What you return must match the listing below character for character, minus any pictures.

↓

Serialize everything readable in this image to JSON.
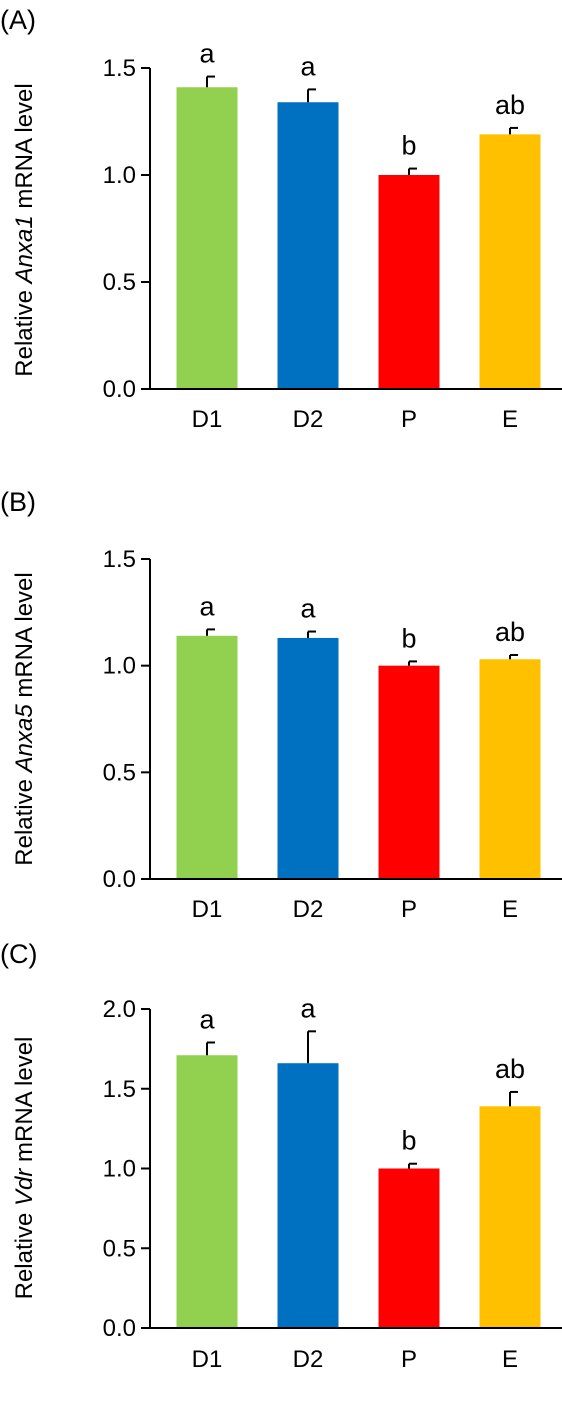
{
  "chart_data": [
    {
      "type": "bar",
      "panel_label": "(A)",
      "ylabel": {
        "prefix": "Relative ",
        "gene": "Anxa1",
        "suffix": " mRNA level"
      },
      "categories": [
        "D1",
        "D2",
        "P",
        "E"
      ],
      "values": [
        1.41,
        1.34,
        1.0,
        1.19
      ],
      "errors": [
        0.05,
        0.06,
        0.03,
        0.03
      ],
      "significance": [
        "a",
        "a",
        "b",
        "ab"
      ],
      "colors": [
        "#92d050",
        "#0070c0",
        "#ff0000",
        "#ffc000"
      ],
      "ylim": [
        0,
        1.5
      ],
      "yticks": [
        "0.0",
        "0.5",
        "1.0",
        "1.5"
      ],
      "grid": false
    },
    {
      "type": "bar",
      "panel_label": "(B)",
      "ylabel": {
        "prefix": "Relative ",
        "gene": "Anxa5",
        "suffix": " mRNA  level"
      },
      "categories": [
        "D1",
        "D2",
        "P",
        "E"
      ],
      "values": [
        1.14,
        1.13,
        1.0,
        1.03
      ],
      "errors": [
        0.03,
        0.03,
        0.02,
        0.02
      ],
      "significance": [
        "a",
        "a",
        "b",
        "ab"
      ],
      "colors": [
        "#92d050",
        "#0070c0",
        "#ff0000",
        "#ffc000"
      ],
      "ylim": [
        0,
        1.5
      ],
      "yticks": [
        "0.0",
        "0.5",
        "1.0",
        "1.5"
      ],
      "grid": false
    },
    {
      "type": "bar",
      "panel_label": "(C)",
      "ylabel": {
        "prefix": "Relative ",
        "gene": "Vdr",
        "suffix": " mRNA level"
      },
      "categories": [
        "D1",
        "D2",
        "P",
        "E"
      ],
      "values": [
        1.71,
        1.66,
        1.0,
        1.39
      ],
      "errors": [
        0.08,
        0.2,
        0.03,
        0.09
      ],
      "significance": [
        "a",
        "a",
        "b",
        "ab"
      ],
      "colors": [
        "#92d050",
        "#0070c0",
        "#ff0000",
        "#ffc000"
      ],
      "ylim": [
        0,
        2.0
      ],
      "yticks": [
        "0.0",
        "0.5",
        "1.0",
        "1.5",
        "2.0"
      ],
      "grid": false
    }
  ]
}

↑

### Exercise solution:
Serialize everything readable in this image to JSON.
{
  "chart_data": [
    {
      "type": "bar",
      "panel_label": "(A)",
      "ylabel": {
        "prefix": "Relative ",
        "gene": "Anxa1",
        "suffix": " mRNA level"
      },
      "categories": [
        "D1",
        "D2",
        "P",
        "E"
      ],
      "values": [
        1.41,
        1.34,
        1.0,
        1.19
      ],
      "errors": [
        0.05,
        0.06,
        0.03,
        0.03
      ],
      "significance": [
        "a",
        "a",
        "b",
        "ab"
      ],
      "colors": [
        "#92d050",
        "#0070c0",
        "#ff0000",
        "#ffc000"
      ],
      "ylim": [
        0,
        1.5
      ],
      "yticks": [
        "0.0",
        "0.5",
        "1.0",
        "1.5"
      ],
      "grid": false
    },
    {
      "type": "bar",
      "panel_label": "(B)",
      "ylabel": {
        "prefix": "Relative ",
        "gene": "Anxa5",
        "suffix": " mRNA  level"
      },
      "categories": [
        "D1",
        "D2",
        "P",
        "E"
      ],
      "values": [
        1.14,
        1.13,
        1.0,
        1.03
      ],
      "errors": [
        0.03,
        0.03,
        0.02,
        0.02
      ],
      "significance": [
        "a",
        "a",
        "b",
        "ab"
      ],
      "colors": [
        "#92d050",
        "#0070c0",
        "#ff0000",
        "#ffc000"
      ],
      "ylim": [
        0,
        1.5
      ],
      "yticks": [
        "0.0",
        "0.5",
        "1.0",
        "1.5"
      ],
      "grid": false
    },
    {
      "type": "bar",
      "panel_label": "(C)",
      "ylabel": {
        "prefix": "Relative ",
        "gene": "Vdr",
        "suffix": " mRNA level"
      },
      "categories": [
        "D1",
        "D2",
        "P",
        "E"
      ],
      "values": [
        1.71,
        1.66,
        1.0,
        1.39
      ],
      "errors": [
        0.08,
        0.2,
        0.03,
        0.09
      ],
      "significance": [
        "a",
        "a",
        "b",
        "ab"
      ],
      "colors": [
        "#92d050",
        "#0070c0",
        "#ff0000",
        "#ffc000"
      ],
      "ylim": [
        0,
        2.0
      ],
      "yticks": [
        "0.0",
        "0.5",
        "1.0",
        "1.5",
        "2.0"
      ],
      "grid": false
    }
  ]
}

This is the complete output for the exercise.